## What you should do
Return every record below exactly as written, but leave out the pictures.

## Provided data
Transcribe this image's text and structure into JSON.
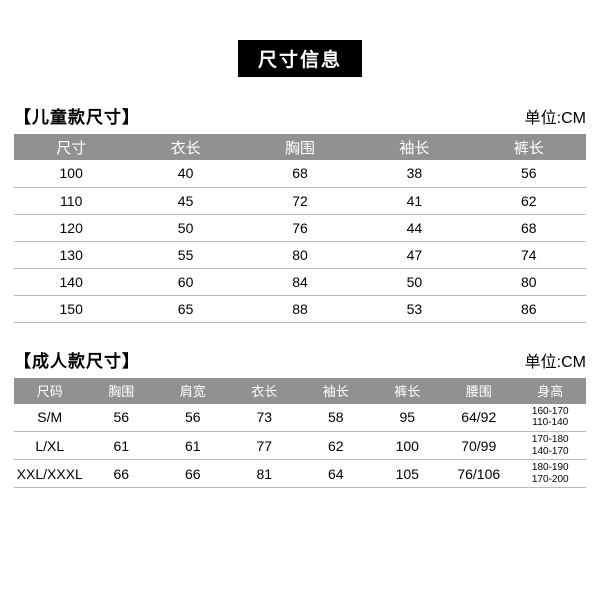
{
  "colors": {
    "header_bg": "#8f9193",
    "header_fg": "#ffffff",
    "row_border": "#b8b8b8",
    "title_bg": "#000000",
    "title_fg": "#ffffff",
    "page_bg": "#ffffff"
  },
  "main_title": "尺寸信息",
  "unit_label": "单位:CM",
  "children": {
    "title": "【儿童款尺寸】",
    "columns": [
      "尺寸",
      "衣长",
      "胸围",
      "袖长",
      "裤长"
    ],
    "rows": [
      [
        "100",
        "40",
        "68",
        "38",
        "56"
      ],
      [
        "110",
        "45",
        "72",
        "41",
        "62"
      ],
      [
        "120",
        "50",
        "76",
        "44",
        "68"
      ],
      [
        "130",
        "55",
        "80",
        "47",
        "74"
      ],
      [
        "140",
        "60",
        "84",
        "50",
        "80"
      ],
      [
        "150",
        "65",
        "88",
        "53",
        "86"
      ]
    ]
  },
  "adult": {
    "title": "【成人款尺寸】",
    "columns": [
      "尺码",
      "胸围",
      "肩宽",
      "衣长",
      "袖长",
      "裤长",
      "腰围",
      "身高"
    ],
    "rows": [
      {
        "cells": [
          "S/M",
          "56",
          "56",
          "73",
          "58",
          "95",
          "64/92"
        ],
        "height": [
          "160-170",
          "110-140"
        ]
      },
      {
        "cells": [
          "L/XL",
          "61",
          "61",
          "77",
          "62",
          "100",
          "70/99"
        ],
        "height": [
          "170-180",
          "140-170"
        ]
      },
      {
        "cells": [
          "XXL/XXXL",
          "66",
          "66",
          "81",
          "64",
          "105",
          "76/106"
        ],
        "height": [
          "180-190",
          "170-200"
        ]
      }
    ]
  }
}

## The answer
Transcribe this image's text and structure into JSON.
{
  "colors": {
    "header_bg": "#8f9193",
    "header_fg": "#ffffff",
    "row_border": "#b8b8b8",
    "title_bg": "#000000",
    "title_fg": "#ffffff",
    "page_bg": "#ffffff"
  },
  "main_title": "尺寸信息",
  "unit_label": "单位:CM",
  "children": {
    "title": "【儿童款尺寸】",
    "columns": [
      "尺寸",
      "衣长",
      "胸围",
      "袖长",
      "裤长"
    ],
    "rows": [
      [
        "100",
        "40",
        "68",
        "38",
        "56"
      ],
      [
        "110",
        "45",
        "72",
        "41",
        "62"
      ],
      [
        "120",
        "50",
        "76",
        "44",
        "68"
      ],
      [
        "130",
        "55",
        "80",
        "47",
        "74"
      ],
      [
        "140",
        "60",
        "84",
        "50",
        "80"
      ],
      [
        "150",
        "65",
        "88",
        "53",
        "86"
      ]
    ]
  },
  "adult": {
    "title": "【成人款尺寸】",
    "columns": [
      "尺码",
      "胸围",
      "肩宽",
      "衣长",
      "袖长",
      "裤长",
      "腰围",
      "身高"
    ],
    "rows": [
      {
        "cells": [
          "S/M",
          "56",
          "56",
          "73",
          "58",
          "95",
          "64/92"
        ],
        "height": [
          "160-170",
          "110-140"
        ]
      },
      {
        "cells": [
          "L/XL",
          "61",
          "61",
          "77",
          "62",
          "100",
          "70/99"
        ],
        "height": [
          "170-180",
          "140-170"
        ]
      },
      {
        "cells": [
          "XXL/XXXL",
          "66",
          "66",
          "81",
          "64",
          "105",
          "76/106"
        ],
        "height": [
          "180-190",
          "170-200"
        ]
      }
    ]
  }
}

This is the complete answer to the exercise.